_Aim_. The records below are to be copied word for word, with every picture left out.

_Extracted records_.
— Start —

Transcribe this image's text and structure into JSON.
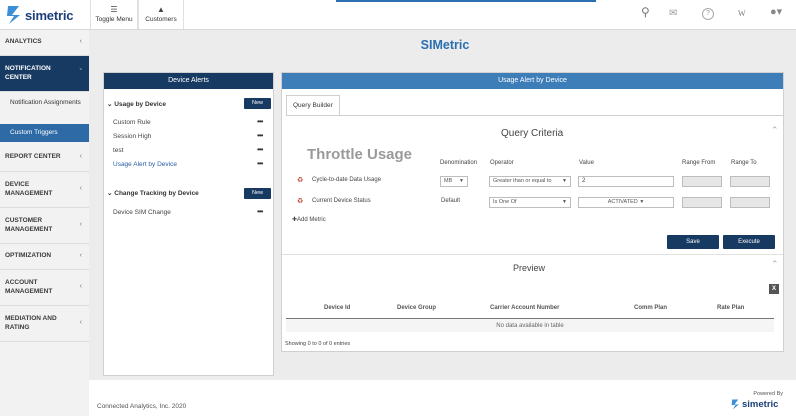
{
  "brand": {
    "name": "simetric",
    "accent": "#2a6fb0",
    "navy": "#173a63"
  },
  "toolbar": {
    "toggle_menu": "Toggle Menu",
    "customers": "Customers",
    "w_label": "W"
  },
  "sidebar": {
    "items": [
      {
        "label": "ANALYTICS"
      },
      {
        "label": "NOTIFICATION CENTER"
      },
      {
        "label": "REPORT CENTER"
      },
      {
        "label": "DEVICE MANAGEMENT"
      },
      {
        "label": "CUSTOMER MANAGEMENT"
      },
      {
        "label": "OPTIMIZATION"
      },
      {
        "label": "ACCOUNT MANAGEMENT"
      },
      {
        "label": "MEDIATION AND RATING"
      }
    ],
    "subitems": [
      {
        "label": "Notification Assignments"
      },
      {
        "label": "Custom Triggers"
      }
    ]
  },
  "page": {
    "title": "SIMetric"
  },
  "alerts": {
    "title": "Device Alerts",
    "new_label": "New",
    "usage": {
      "title": "Usage by Device",
      "items": [
        {
          "label": "Custom Rule"
        },
        {
          "label": "Session High"
        },
        {
          "label": "test"
        },
        {
          "label": "Usage Alert by Device"
        }
      ]
    },
    "change": {
      "title": "Change Tracking by Device",
      "items": [
        {
          "label": "Device SIM Change"
        }
      ]
    },
    "dots": "•••"
  },
  "usage_panel": {
    "title": "Usage Alert by Device",
    "tab": "Query Builder",
    "criteria_title": "Query Criteria",
    "heading": "Throttle Usage",
    "columns": {
      "denomination": "Denomination",
      "operator": "Operator",
      "value": "Value",
      "range_from": "Range From",
      "range_to": "Range To"
    },
    "rows": [
      {
        "label": "Cycle-to-date Data Usage",
        "denomination": "MB",
        "operator": "Greater than or equal to",
        "value": "2"
      },
      {
        "label": "Current Device Status",
        "denomination": "Default",
        "operator": "Is One Of",
        "value": "ACTIVATED"
      }
    ],
    "add_metric": "Add Metric",
    "save": "Save",
    "execute": "Execute"
  },
  "preview": {
    "title": "Preview",
    "columns": [
      "Device Id",
      "Device Group",
      "Carrier Account Number",
      "Comm Plan",
      "Rate Plan"
    ],
    "empty": "No data available in table",
    "showing": "Showing 0 to 0 of 0 entries",
    "export_icon_letter": "X"
  },
  "footer": {
    "copyright": "Connected Analytics, Inc. 2020",
    "powered_by": "Powered By",
    "logo_text": "simetric"
  }
}
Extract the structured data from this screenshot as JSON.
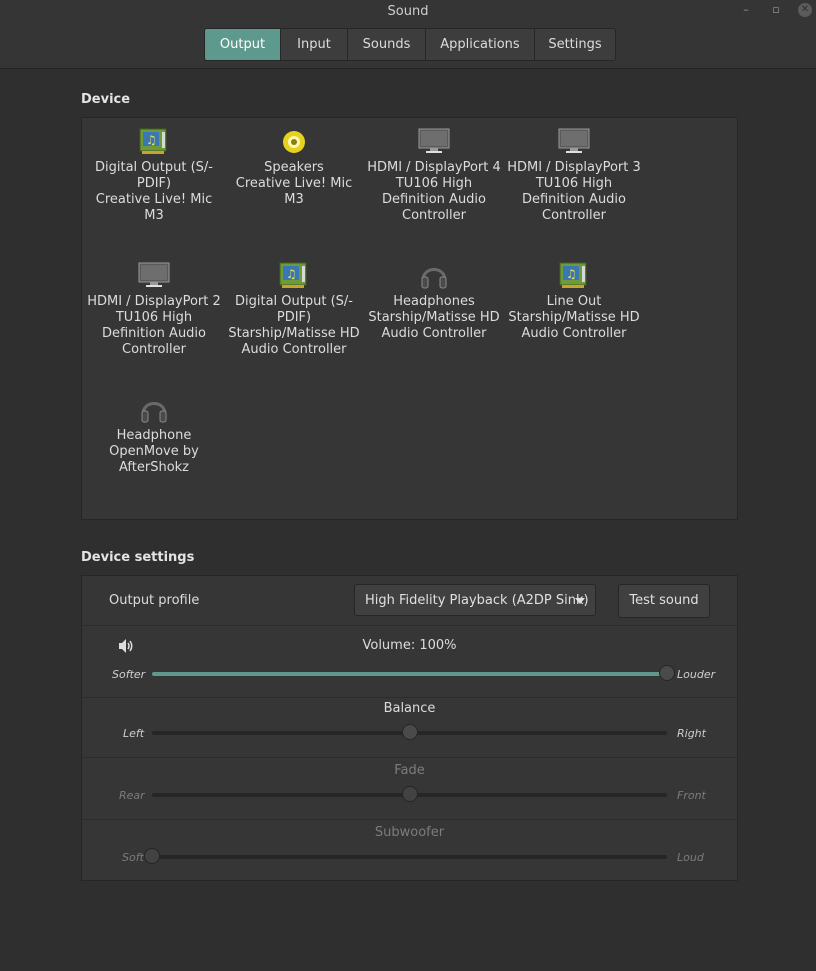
{
  "window": {
    "title": "Sound",
    "minimize": "–",
    "maximize": "▫",
    "close": "✕"
  },
  "tabs": [
    {
      "label": "Output",
      "active": true
    },
    {
      "label": "Input",
      "active": false
    },
    {
      "label": "Sounds",
      "active": false
    },
    {
      "label": "Applications",
      "active": false
    },
    {
      "label": "Settings",
      "active": false
    }
  ],
  "device_section": {
    "title": "Device"
  },
  "devices": [
    {
      "icon": "sound-card-icon",
      "name": "Digital Output (S/-PDIF)",
      "desc": "Creative Live! Mic M3"
    },
    {
      "icon": "speaker-icon",
      "name": "Speakers",
      "desc": "Creative Live! Mic M3"
    },
    {
      "icon": "monitor-icon",
      "name": "HDMI / DisplayPort 4",
      "desc": "TU106 High Definition Audio Controller"
    },
    {
      "icon": "monitor-icon",
      "name": "HDMI / DisplayPort 3",
      "desc": "TU106 High Definition Audio Controller"
    },
    {
      "icon": "monitor-icon",
      "name": "HDMI / DisplayPort 2",
      "desc": "TU106 High Definition Audio Controller"
    },
    {
      "icon": "sound-card-icon",
      "name": "Digital Output (S/-PDIF)",
      "desc": "Starship/Matisse HD Audio Controller"
    },
    {
      "icon": "headphones-icon",
      "name": "Headphones",
      "desc": "Starship/Matisse HD Audio Controller"
    },
    {
      "icon": "sound-card-icon",
      "name": "Line Out",
      "desc": "Starship/Matisse HD Audio Controller"
    },
    {
      "icon": "headphones-icon",
      "name": "Headphone",
      "desc": "OpenMove by AfterShokz"
    }
  ],
  "settings_section": {
    "title": "Device settings",
    "output_profile_label": "Output profile",
    "output_profile_value": "High Fidelity Playback (A2DP Sink)",
    "test_sound_label": "Test sound"
  },
  "sliders": {
    "volume": {
      "title": "Volume: 100%",
      "left": "Softer",
      "right": "Louder",
      "value": 1.0,
      "enabled": true
    },
    "balance": {
      "title": "Balance",
      "left": "Left",
      "right": "Right",
      "value": 0.5,
      "enabled": true
    },
    "fade": {
      "title": "Fade",
      "left": "Rear",
      "right": "Front",
      "value": 0.5,
      "enabled": false
    },
    "subwoofer": {
      "title": "Subwoofer",
      "left": "Soft",
      "right": "Loud",
      "value": 0.0,
      "enabled": false
    }
  },
  "colors": {
    "accent": "#5d9a8d",
    "background": "#2f2f2f",
    "panel": "#363636"
  }
}
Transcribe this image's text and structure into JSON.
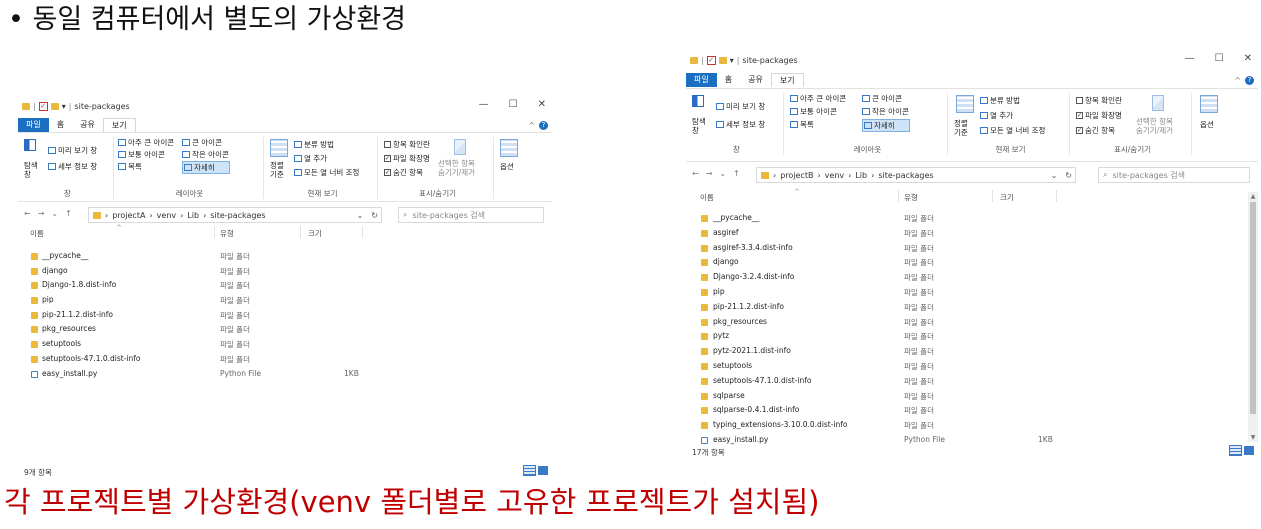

— End —

_The completed task_.
Transcribe this image's text and structure into JSON.
{
  "brand": {
    "name": "simetric",
    "accent": "#2a6fb0",
    "navy": "#173a63"
  },
  "toolbar": {
    "toggle_menu": "Toggle Menu",
    "customers": "Customers",
    "w_label": "W"
  },
  "sidebar": {
    "items": [
      {
        "label": "ANALYTICS"
      },
      {
        "label": "NOTIFICATION CENTER"
      },
      {
        "label": "REPORT CENTER"
      },
      {
        "label": "DEVICE MANAGEMENT"
      },
      {
        "label": "CUSTOMER MANAGEMENT"
      },
      {
        "label": "OPTIMIZATION"
      },
      {
        "label": "ACCOUNT MANAGEMENT"
      },
      {
        "label": "MEDIATION AND RATING"
      }
    ],
    "subitems": [
      {
        "label": "Notification Assignments"
      },
      {
        "label": "Custom Triggers"
      }
    ]
  },
  "page": {
    "title": "SIMetric"
  },
  "alerts": {
    "title": "Device Alerts",
    "new_label": "New",
    "usage": {
      "title": "Usage by Device",
      "items": [
        {
          "label": "Custom Rule"
        },
        {
          "label": "Session High"
        },
        {
          "label": "test"
        },
        {
          "label": "Usage Alert by Device"
        }
      ]
    },
    "change": {
      "title": "Change Tracking by Device",
      "items": [
        {
          "label": "Device SIM Change"
        }
      ]
    },
    "dots": "•••"
  },
  "usage_panel": {
    "title": "Usage Alert by Device",
    "tab": "Query Builder",
    "criteria_title": "Query Criteria",
    "heading": "Throttle Usage",
    "columns": {
      "denomination": "Denomination",
      "operator": "Operator",
      "value": "Value",
      "range_from": "Range From",
      "range_to": "Range To"
    },
    "rows": [
      {
        "label": "Cycle-to-date Data Usage",
        "denomination": "MB",
        "operator": "Greater than or equal to",
        "value": "2"
      },
      {
        "label": "Current Device Status",
        "denomination": "Default",
        "operator": "Is One Of",
        "value": "ACTIVATED"
      }
    ],
    "add_metric": "Add Metric",
    "save": "Save",
    "execute": "Execute"
  },
  "preview": {
    "title": "Preview",
    "columns": [
      "Device Id",
      "Device Group",
      "Carrier Account Number",
      "Comm Plan",
      "Rate Plan"
    ],
    "empty": "No data available in table",
    "showing": "Showing 0 to 0 of 0 entries",
    "export_icon_letter": "X"
  },
  "footer": {
    "copyright": "Connected Analytics, Inc. 2020",
    "powered_by": "Powered By",
    "logo_text": "simetric"
  }
}
Extract the structured data from this screenshot as JSON.
{
  "window": {
    "title": "Sound",
    "minimize": "–",
    "maximize": "▫",
    "close": "✕"
  },
  "tabs": [
    {
      "label": "Output",
      "active": true
    },
    {
      "label": "Input",
      "active": false
    },
    {
      "label": "Sounds",
      "active": false
    },
    {
      "label": "Applications",
      "active": false
    },
    {
      "label": "Settings",
      "active": false
    }
  ],
  "device_section": {
    "title": "Device"
  },
  "devices": [
    {
      "icon": "sound-card-icon",
      "name": "Digital Output (S/-PDIF)",
      "desc": "Creative Live! Mic M3"
    },
    {
      "icon": "speaker-icon",
      "name": "Speakers",
      "desc": "Creative Live! Mic M3"
    },
    {
      "icon": "monitor-icon",
      "name": "HDMI / DisplayPort 4",
      "desc": "TU106 High Definition Audio Controller"
    },
    {
      "icon": "monitor-icon",
      "name": "HDMI / DisplayPort 3",
      "desc": "TU106 High Definition Audio Controller"
    },
    {
      "icon": "monitor-icon",
      "name": "HDMI / DisplayPort 2",
      "desc": "TU106 High Definition Audio Controller"
    },
    {
      "icon": "sound-card-icon",
      "name": "Digital Output (S/-PDIF)",
      "desc": "Starship/Matisse HD Audio Controller"
    },
    {
      "icon": "headphones-icon",
      "name": "Headphones",
      "desc": "Starship/Matisse HD Audio Controller"
    },
    {
      "icon": "sound-card-icon",
      "name": "Line Out",
      "desc": "Starship/Matisse HD Audio Controller"
    },
    {
      "icon": "headphones-icon",
      "name": "Headphone",
      "desc": "OpenMove by AfterShokz"
    }
  ],
  "settings_section": {
    "title": "Device settings",
    "output_profile_label": "Output profile",
    "output_profile_value": "High Fidelity Playback (A2DP Sink)",
    "test_sound_label": "Test sound"
  },
  "sliders": {
    "volume": {
      "title": "Volume: 100%",
      "left": "Softer",
      "right": "Louder",
      "value": 1.0,
      "enabled": true
    },
    "balance": {
      "title": "Balance",
      "left": "Left",
      "right": "Right",
      "value": 0.5,
      "enabled": true
    },
    "fade": {
      "title": "Fade",
      "left": "Rear",
      "right": "Front",
      "value": 0.5,
      "enabled": false
    },
    "subwoofer": {
      "title": "Subwoofer",
      "left": "Soft",
      "right": "Loud",
      "value": 0.0,
      "enabled": false
    }
  },
  "colors": {
    "accent": "#5d9a8d",
    "background": "#2f2f2f",
    "panel": "#363636"
  }
}
Transcribe this image's text and structure into JSON.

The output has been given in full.